— start of Dataset records —

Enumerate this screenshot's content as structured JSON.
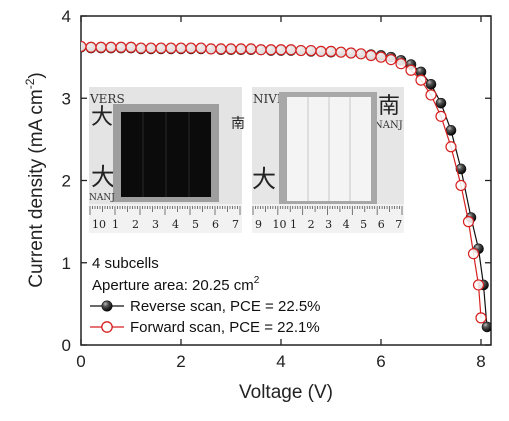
{
  "chart_data": {
    "type": "line",
    "xlabel": "Voltage (V)",
    "ylabel": "Current density (mA cm",
    "ylabel_sup": "-2",
    "ylabel_end": ")",
    "xlim": [
      0,
      8.2
    ],
    "ylim": [
      0,
      4
    ],
    "xticks": [
      0,
      2,
      4,
      6,
      8
    ],
    "yticks": [
      0,
      1,
      2,
      3,
      4
    ],
    "grid": false,
    "legend_position": "bottom-left",
    "annotations": {
      "line1": "4 subcells",
      "line2": "Aperture area: 20.25 cm",
      "line2_sup": "2"
    },
    "colors": {
      "reverse": "#111111",
      "forward": "#d62020"
    },
    "series": [
      {
        "name": "Reverse scan, PCE = 22.5%",
        "marker": "filled-sphere",
        "points": [
          [
            0,
            3.62
          ],
          [
            0.2,
            3.61
          ],
          [
            0.4,
            3.61
          ],
          [
            0.6,
            3.61
          ],
          [
            0.8,
            3.61
          ],
          [
            1.0,
            3.61
          ],
          [
            1.2,
            3.6
          ],
          [
            1.4,
            3.6
          ],
          [
            1.6,
            3.6
          ],
          [
            1.8,
            3.6
          ],
          [
            2.0,
            3.6
          ],
          [
            2.2,
            3.6
          ],
          [
            2.4,
            3.6
          ],
          [
            2.6,
            3.6
          ],
          [
            2.8,
            3.59
          ],
          [
            3.0,
            3.59
          ],
          [
            3.2,
            3.59
          ],
          [
            3.4,
            3.59
          ],
          [
            3.6,
            3.59
          ],
          [
            3.8,
            3.58
          ],
          [
            4.0,
            3.58
          ],
          [
            4.2,
            3.58
          ],
          [
            4.4,
            3.58
          ],
          [
            4.6,
            3.57
          ],
          [
            4.8,
            3.57
          ],
          [
            5.0,
            3.56
          ],
          [
            5.2,
            3.56
          ],
          [
            5.4,
            3.55
          ],
          [
            5.6,
            3.54
          ],
          [
            5.8,
            3.53
          ],
          [
            6.0,
            3.52
          ],
          [
            6.2,
            3.5
          ],
          [
            6.4,
            3.46
          ],
          [
            6.6,
            3.41
          ],
          [
            6.8,
            3.32
          ],
          [
            7.0,
            3.17
          ],
          [
            7.2,
            2.94
          ],
          [
            7.4,
            2.61
          ],
          [
            7.6,
            2.14
          ],
          [
            7.8,
            1.55
          ],
          [
            7.95,
            1.17
          ],
          [
            8.05,
            0.73
          ],
          [
            8.12,
            0.22
          ]
        ]
      },
      {
        "name": "Forward scan, PCE = 22.1%",
        "marker": "open-circle",
        "points": [
          [
            0,
            3.63
          ],
          [
            0.2,
            3.62
          ],
          [
            0.4,
            3.62
          ],
          [
            0.6,
            3.62
          ],
          [
            0.8,
            3.62
          ],
          [
            1.0,
            3.62
          ],
          [
            1.2,
            3.61
          ],
          [
            1.4,
            3.61
          ],
          [
            1.6,
            3.61
          ],
          [
            1.8,
            3.61
          ],
          [
            2.0,
            3.61
          ],
          [
            2.2,
            3.61
          ],
          [
            2.4,
            3.61
          ],
          [
            2.6,
            3.6
          ],
          [
            2.8,
            3.6
          ],
          [
            3.0,
            3.6
          ],
          [
            3.2,
            3.6
          ],
          [
            3.4,
            3.6
          ],
          [
            3.6,
            3.59
          ],
          [
            3.8,
            3.59
          ],
          [
            4.0,
            3.59
          ],
          [
            4.2,
            3.59
          ],
          [
            4.4,
            3.58
          ],
          [
            4.6,
            3.58
          ],
          [
            4.8,
            3.57
          ],
          [
            5.0,
            3.57
          ],
          [
            5.2,
            3.56
          ],
          [
            5.4,
            3.55
          ],
          [
            5.6,
            3.54
          ],
          [
            5.8,
            3.52
          ],
          [
            6.0,
            3.5
          ],
          [
            6.2,
            3.47
          ],
          [
            6.4,
            3.42
          ],
          [
            6.6,
            3.34
          ],
          [
            6.8,
            3.22
          ],
          [
            7.0,
            3.04
          ],
          [
            7.2,
            2.78
          ],
          [
            7.4,
            2.41
          ],
          [
            7.6,
            1.94
          ],
          [
            7.75,
            1.5
          ],
          [
            7.85,
            1.11
          ],
          [
            7.95,
            0.73
          ],
          [
            8.0,
            0.33
          ]
        ]
      }
    ],
    "inset_photos": [
      {
        "label_top": "VERS",
        "label_right": "NANJ",
        "ruler_digits": [
          "10",
          "1",
          "2",
          "3",
          "4",
          "5",
          "6",
          "7"
        ],
        "cjk_left": "大",
        "cjk_right": "南"
      },
      {
        "label_top": "NIVERS",
        "label_right": "NANJ",
        "ruler_digits": [
          "9",
          "10",
          "1",
          "2",
          "3",
          "4",
          "5",
          "6",
          "7"
        ],
        "cjk_left": "大",
        "cjk_right": "南"
      }
    ]
  }
}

— end of Dataset records —

• Short task
Each record should be quoted exactly, with the images omitted.

• Solution to this task
Enumerate this screenshot's content as structured JSON.
{
  "chart_data": {
    "type": "line",
    "xlabel": "Voltage (V)",
    "ylabel": "Current density (mA cm",
    "ylabel_sup": "-2",
    "ylabel_end": ")",
    "xlim": [
      0,
      8.2
    ],
    "ylim": [
      0,
      4
    ],
    "xticks": [
      0,
      2,
      4,
      6,
      8
    ],
    "yticks": [
      0,
      1,
      2,
      3,
      4
    ],
    "grid": false,
    "legend_position": "bottom-left",
    "annotations": {
      "line1": "4 subcells",
      "line2": "Aperture area: 20.25 cm",
      "line2_sup": "2"
    },
    "colors": {
      "reverse": "#111111",
      "forward": "#d62020"
    },
    "series": [
      {
        "name": "Reverse scan, PCE = 22.5%",
        "marker": "filled-sphere",
        "points": [
          [
            0,
            3.62
          ],
          [
            0.2,
            3.61
          ],
          [
            0.4,
            3.61
          ],
          [
            0.6,
            3.61
          ],
          [
            0.8,
            3.61
          ],
          [
            1.0,
            3.61
          ],
          [
            1.2,
            3.6
          ],
          [
            1.4,
            3.6
          ],
          [
            1.6,
            3.6
          ],
          [
            1.8,
            3.6
          ],
          [
            2.0,
            3.6
          ],
          [
            2.2,
            3.6
          ],
          [
            2.4,
            3.6
          ],
          [
            2.6,
            3.6
          ],
          [
            2.8,
            3.59
          ],
          [
            3.0,
            3.59
          ],
          [
            3.2,
            3.59
          ],
          [
            3.4,
            3.59
          ],
          [
            3.6,
            3.59
          ],
          [
            3.8,
            3.58
          ],
          [
            4.0,
            3.58
          ],
          [
            4.2,
            3.58
          ],
          [
            4.4,
            3.58
          ],
          [
            4.6,
            3.57
          ],
          [
            4.8,
            3.57
          ],
          [
            5.0,
            3.56
          ],
          [
            5.2,
            3.56
          ],
          [
            5.4,
            3.55
          ],
          [
            5.6,
            3.54
          ],
          [
            5.8,
            3.53
          ],
          [
            6.0,
            3.52
          ],
          [
            6.2,
            3.5
          ],
          [
            6.4,
            3.46
          ],
          [
            6.6,
            3.41
          ],
          [
            6.8,
            3.32
          ],
          [
            7.0,
            3.17
          ],
          [
            7.2,
            2.94
          ],
          [
            7.4,
            2.61
          ],
          [
            7.6,
            2.14
          ],
          [
            7.8,
            1.55
          ],
          [
            7.95,
            1.17
          ],
          [
            8.05,
            0.73
          ],
          [
            8.12,
            0.22
          ]
        ]
      },
      {
        "name": "Forward scan, PCE = 22.1%",
        "marker": "open-circle",
        "points": [
          [
            0,
            3.63
          ],
          [
            0.2,
            3.62
          ],
          [
            0.4,
            3.62
          ],
          [
            0.6,
            3.62
          ],
          [
            0.8,
            3.62
          ],
          [
            1.0,
            3.62
          ],
          [
            1.2,
            3.61
          ],
          [
            1.4,
            3.61
          ],
          [
            1.6,
            3.61
          ],
          [
            1.8,
            3.61
          ],
          [
            2.0,
            3.61
          ],
          [
            2.2,
            3.61
          ],
          [
            2.4,
            3.61
          ],
          [
            2.6,
            3.6
          ],
          [
            2.8,
            3.6
          ],
          [
            3.0,
            3.6
          ],
          [
            3.2,
            3.6
          ],
          [
            3.4,
            3.6
          ],
          [
            3.6,
            3.59
          ],
          [
            3.8,
            3.59
          ],
          [
            4.0,
            3.59
          ],
          [
            4.2,
            3.59
          ],
          [
            4.4,
            3.58
          ],
          [
            4.6,
            3.58
          ],
          [
            4.8,
            3.57
          ],
          [
            5.0,
            3.57
          ],
          [
            5.2,
            3.56
          ],
          [
            5.4,
            3.55
          ],
          [
            5.6,
            3.54
          ],
          [
            5.8,
            3.52
          ],
          [
            6.0,
            3.5
          ],
          [
            6.2,
            3.47
          ],
          [
            6.4,
            3.42
          ],
          [
            6.6,
            3.34
          ],
          [
            6.8,
            3.22
          ],
          [
            7.0,
            3.04
          ],
          [
            7.2,
            2.78
          ],
          [
            7.4,
            2.41
          ],
          [
            7.6,
            1.94
          ],
          [
            7.75,
            1.5
          ],
          [
            7.85,
            1.11
          ],
          [
            7.95,
            0.73
          ],
          [
            8.0,
            0.33
          ]
        ]
      }
    ],
    "inset_photos": [
      {
        "label_top": "VERS",
        "label_right": "NANJ",
        "ruler_digits": [
          "10",
          "1",
          "2",
          "3",
          "4",
          "5",
          "6",
          "7"
        ],
        "cjk_left": "大",
        "cjk_right": "南"
      },
      {
        "label_top": "NIVERS",
        "label_right": "NANJ",
        "ruler_digits": [
          "9",
          "10",
          "1",
          "2",
          "3",
          "4",
          "5",
          "6",
          "7"
        ],
        "cjk_left": "大",
        "cjk_right": "南"
      }
    ]
  }
}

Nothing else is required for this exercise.